-- START DATASET EXCERPTS --

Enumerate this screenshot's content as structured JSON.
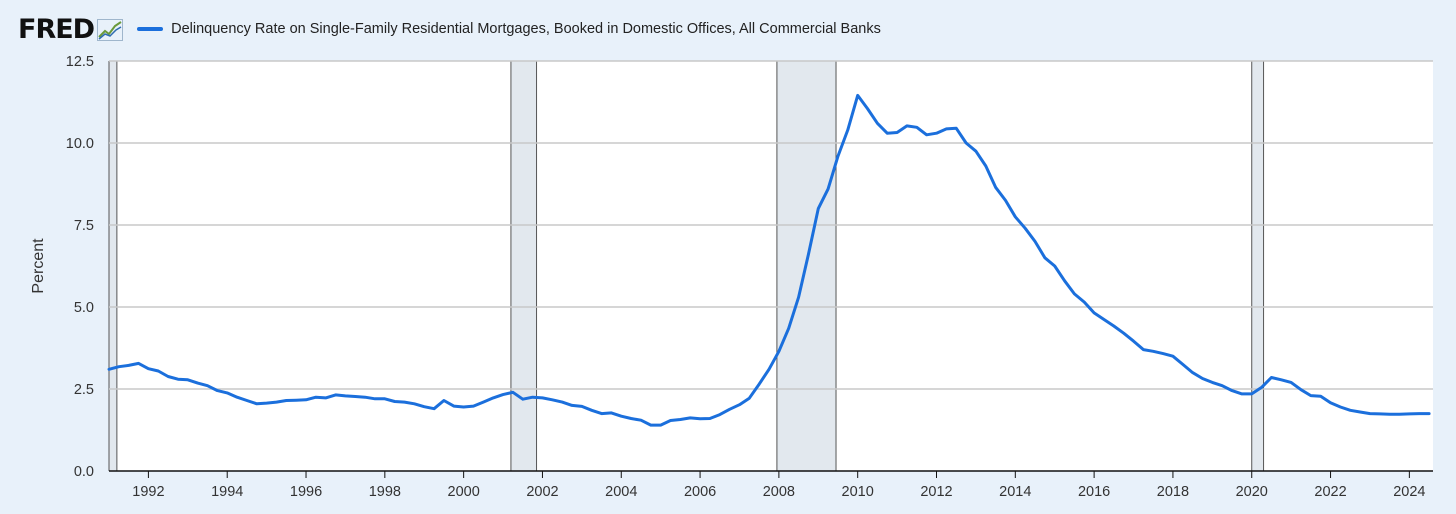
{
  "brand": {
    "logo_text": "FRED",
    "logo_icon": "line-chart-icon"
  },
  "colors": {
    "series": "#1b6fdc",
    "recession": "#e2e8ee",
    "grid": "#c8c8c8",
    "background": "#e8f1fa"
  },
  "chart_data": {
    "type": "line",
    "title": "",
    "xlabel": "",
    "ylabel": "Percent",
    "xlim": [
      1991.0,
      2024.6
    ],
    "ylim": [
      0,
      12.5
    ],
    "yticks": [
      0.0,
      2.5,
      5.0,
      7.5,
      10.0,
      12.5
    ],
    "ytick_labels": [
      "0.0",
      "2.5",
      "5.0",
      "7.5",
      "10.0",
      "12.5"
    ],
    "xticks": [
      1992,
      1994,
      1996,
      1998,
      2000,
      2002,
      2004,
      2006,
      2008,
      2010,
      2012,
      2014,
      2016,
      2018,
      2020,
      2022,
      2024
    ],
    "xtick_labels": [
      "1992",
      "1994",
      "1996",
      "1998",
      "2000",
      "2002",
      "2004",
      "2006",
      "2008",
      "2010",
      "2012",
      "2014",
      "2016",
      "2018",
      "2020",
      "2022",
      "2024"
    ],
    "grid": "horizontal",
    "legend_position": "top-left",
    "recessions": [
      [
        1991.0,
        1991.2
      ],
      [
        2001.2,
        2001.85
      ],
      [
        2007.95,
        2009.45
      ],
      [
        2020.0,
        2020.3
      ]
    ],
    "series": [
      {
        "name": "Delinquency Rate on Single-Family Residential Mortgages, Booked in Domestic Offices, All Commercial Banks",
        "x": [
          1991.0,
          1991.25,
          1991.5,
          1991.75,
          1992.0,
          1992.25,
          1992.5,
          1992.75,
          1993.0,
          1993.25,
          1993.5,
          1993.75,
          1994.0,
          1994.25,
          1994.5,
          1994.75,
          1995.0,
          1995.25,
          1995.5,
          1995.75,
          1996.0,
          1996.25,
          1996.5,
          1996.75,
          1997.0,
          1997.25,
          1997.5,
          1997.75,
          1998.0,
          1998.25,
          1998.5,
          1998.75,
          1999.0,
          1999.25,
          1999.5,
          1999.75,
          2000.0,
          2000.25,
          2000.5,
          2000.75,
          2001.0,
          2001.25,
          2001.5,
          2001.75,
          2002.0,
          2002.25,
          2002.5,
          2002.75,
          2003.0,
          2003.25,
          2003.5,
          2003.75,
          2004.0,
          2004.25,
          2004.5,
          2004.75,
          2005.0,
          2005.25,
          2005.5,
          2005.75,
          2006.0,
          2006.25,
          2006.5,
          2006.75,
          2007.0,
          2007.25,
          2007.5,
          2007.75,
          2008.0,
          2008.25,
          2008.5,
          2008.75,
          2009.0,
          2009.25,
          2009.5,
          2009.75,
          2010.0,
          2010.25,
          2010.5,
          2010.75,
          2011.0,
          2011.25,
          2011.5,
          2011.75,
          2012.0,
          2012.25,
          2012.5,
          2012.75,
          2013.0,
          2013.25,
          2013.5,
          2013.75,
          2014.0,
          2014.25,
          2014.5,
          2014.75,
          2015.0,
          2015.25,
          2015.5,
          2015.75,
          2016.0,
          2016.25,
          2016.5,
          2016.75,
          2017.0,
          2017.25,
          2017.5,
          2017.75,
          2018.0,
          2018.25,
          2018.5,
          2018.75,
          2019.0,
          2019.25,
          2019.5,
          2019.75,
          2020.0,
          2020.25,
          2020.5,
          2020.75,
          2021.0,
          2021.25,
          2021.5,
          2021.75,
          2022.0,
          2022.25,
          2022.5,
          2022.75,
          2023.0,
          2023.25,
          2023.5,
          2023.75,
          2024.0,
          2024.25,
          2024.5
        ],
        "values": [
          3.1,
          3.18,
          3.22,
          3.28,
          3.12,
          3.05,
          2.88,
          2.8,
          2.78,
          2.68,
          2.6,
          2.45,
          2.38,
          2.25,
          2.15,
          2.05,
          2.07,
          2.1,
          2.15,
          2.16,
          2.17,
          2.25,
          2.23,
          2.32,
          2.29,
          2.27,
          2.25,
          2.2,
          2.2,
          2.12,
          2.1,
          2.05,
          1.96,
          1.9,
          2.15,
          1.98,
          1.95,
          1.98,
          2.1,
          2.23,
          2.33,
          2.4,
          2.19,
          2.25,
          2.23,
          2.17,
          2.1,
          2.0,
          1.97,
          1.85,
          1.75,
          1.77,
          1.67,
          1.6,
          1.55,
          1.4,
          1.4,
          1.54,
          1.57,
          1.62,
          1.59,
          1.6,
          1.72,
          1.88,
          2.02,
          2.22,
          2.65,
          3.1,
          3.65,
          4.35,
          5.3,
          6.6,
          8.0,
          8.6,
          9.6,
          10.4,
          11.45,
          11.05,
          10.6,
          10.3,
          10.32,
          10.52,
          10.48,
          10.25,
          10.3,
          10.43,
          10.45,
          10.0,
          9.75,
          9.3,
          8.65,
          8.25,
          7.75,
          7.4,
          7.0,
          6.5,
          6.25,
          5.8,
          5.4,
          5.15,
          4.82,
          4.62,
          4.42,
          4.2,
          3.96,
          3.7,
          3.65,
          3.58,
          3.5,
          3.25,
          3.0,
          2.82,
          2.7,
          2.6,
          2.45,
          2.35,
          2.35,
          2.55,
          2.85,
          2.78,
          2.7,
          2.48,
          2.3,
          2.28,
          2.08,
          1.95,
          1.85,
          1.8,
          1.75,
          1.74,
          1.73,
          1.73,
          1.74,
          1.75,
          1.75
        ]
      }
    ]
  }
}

-- END DATASET EXCERPTS --

» **BRIEF**
Without the pictures, return the entries exactly as they appear.

» **ANSWER FOR THIS EXERCISE**
Enumerate this screenshot's content as structured JSON.
{
  "brand": {
    "logo_text": "FRED",
    "logo_icon": "line-chart-icon"
  },
  "colors": {
    "series": "#1b6fdc",
    "recession": "#e2e8ee",
    "grid": "#c8c8c8",
    "background": "#e8f1fa"
  },
  "chart_data": {
    "type": "line",
    "title": "",
    "xlabel": "",
    "ylabel": "Percent",
    "xlim": [
      1991.0,
      2024.6
    ],
    "ylim": [
      0,
      12.5
    ],
    "yticks": [
      0.0,
      2.5,
      5.0,
      7.5,
      10.0,
      12.5
    ],
    "ytick_labels": [
      "0.0",
      "2.5",
      "5.0",
      "7.5",
      "10.0",
      "12.5"
    ],
    "xticks": [
      1992,
      1994,
      1996,
      1998,
      2000,
      2002,
      2004,
      2006,
      2008,
      2010,
      2012,
      2014,
      2016,
      2018,
      2020,
      2022,
      2024
    ],
    "xtick_labels": [
      "1992",
      "1994",
      "1996",
      "1998",
      "2000",
      "2002",
      "2004",
      "2006",
      "2008",
      "2010",
      "2012",
      "2014",
      "2016",
      "2018",
      "2020",
      "2022",
      "2024"
    ],
    "grid": "horizontal",
    "legend_position": "top-left",
    "recessions": [
      [
        1991.0,
        1991.2
      ],
      [
        2001.2,
        2001.85
      ],
      [
        2007.95,
        2009.45
      ],
      [
        2020.0,
        2020.3
      ]
    ],
    "series": [
      {
        "name": "Delinquency Rate on Single-Family Residential Mortgages, Booked in Domestic Offices, All Commercial Banks",
        "x": [
          1991.0,
          1991.25,
          1991.5,
          1991.75,
          1992.0,
          1992.25,
          1992.5,
          1992.75,
          1993.0,
          1993.25,
          1993.5,
          1993.75,
          1994.0,
          1994.25,
          1994.5,
          1994.75,
          1995.0,
          1995.25,
          1995.5,
          1995.75,
          1996.0,
          1996.25,
          1996.5,
          1996.75,
          1997.0,
          1997.25,
          1997.5,
          1997.75,
          1998.0,
          1998.25,
          1998.5,
          1998.75,
          1999.0,
          1999.25,
          1999.5,
          1999.75,
          2000.0,
          2000.25,
          2000.5,
          2000.75,
          2001.0,
          2001.25,
          2001.5,
          2001.75,
          2002.0,
          2002.25,
          2002.5,
          2002.75,
          2003.0,
          2003.25,
          2003.5,
          2003.75,
          2004.0,
          2004.25,
          2004.5,
          2004.75,
          2005.0,
          2005.25,
          2005.5,
          2005.75,
          2006.0,
          2006.25,
          2006.5,
          2006.75,
          2007.0,
          2007.25,
          2007.5,
          2007.75,
          2008.0,
          2008.25,
          2008.5,
          2008.75,
          2009.0,
          2009.25,
          2009.5,
          2009.75,
          2010.0,
          2010.25,
          2010.5,
          2010.75,
          2011.0,
          2011.25,
          2011.5,
          2011.75,
          2012.0,
          2012.25,
          2012.5,
          2012.75,
          2013.0,
          2013.25,
          2013.5,
          2013.75,
          2014.0,
          2014.25,
          2014.5,
          2014.75,
          2015.0,
          2015.25,
          2015.5,
          2015.75,
          2016.0,
          2016.25,
          2016.5,
          2016.75,
          2017.0,
          2017.25,
          2017.5,
          2017.75,
          2018.0,
          2018.25,
          2018.5,
          2018.75,
          2019.0,
          2019.25,
          2019.5,
          2019.75,
          2020.0,
          2020.25,
          2020.5,
          2020.75,
          2021.0,
          2021.25,
          2021.5,
          2021.75,
          2022.0,
          2022.25,
          2022.5,
          2022.75,
          2023.0,
          2023.25,
          2023.5,
          2023.75,
          2024.0,
          2024.25,
          2024.5
        ],
        "values": [
          3.1,
          3.18,
          3.22,
          3.28,
          3.12,
          3.05,
          2.88,
          2.8,
          2.78,
          2.68,
          2.6,
          2.45,
          2.38,
          2.25,
          2.15,
          2.05,
          2.07,
          2.1,
          2.15,
          2.16,
          2.17,
          2.25,
          2.23,
          2.32,
          2.29,
          2.27,
          2.25,
          2.2,
          2.2,
          2.12,
          2.1,
          2.05,
          1.96,
          1.9,
          2.15,
          1.98,
          1.95,
          1.98,
          2.1,
          2.23,
          2.33,
          2.4,
          2.19,
          2.25,
          2.23,
          2.17,
          2.1,
          2.0,
          1.97,
          1.85,
          1.75,
          1.77,
          1.67,
          1.6,
          1.55,
          1.4,
          1.4,
          1.54,
          1.57,
          1.62,
          1.59,
          1.6,
          1.72,
          1.88,
          2.02,
          2.22,
          2.65,
          3.1,
          3.65,
          4.35,
          5.3,
          6.6,
          8.0,
          8.6,
          9.6,
          10.4,
          11.45,
          11.05,
          10.6,
          10.3,
          10.32,
          10.52,
          10.48,
          10.25,
          10.3,
          10.43,
          10.45,
          10.0,
          9.75,
          9.3,
          8.65,
          8.25,
          7.75,
          7.4,
          7.0,
          6.5,
          6.25,
          5.8,
          5.4,
          5.15,
          4.82,
          4.62,
          4.42,
          4.2,
          3.96,
          3.7,
          3.65,
          3.58,
          3.5,
          3.25,
          3.0,
          2.82,
          2.7,
          2.6,
          2.45,
          2.35,
          2.35,
          2.55,
          2.85,
          2.78,
          2.7,
          2.48,
          2.3,
          2.28,
          2.08,
          1.95,
          1.85,
          1.8,
          1.75,
          1.74,
          1.73,
          1.73,
          1.74,
          1.75,
          1.75
        ]
      }
    ]
  }
}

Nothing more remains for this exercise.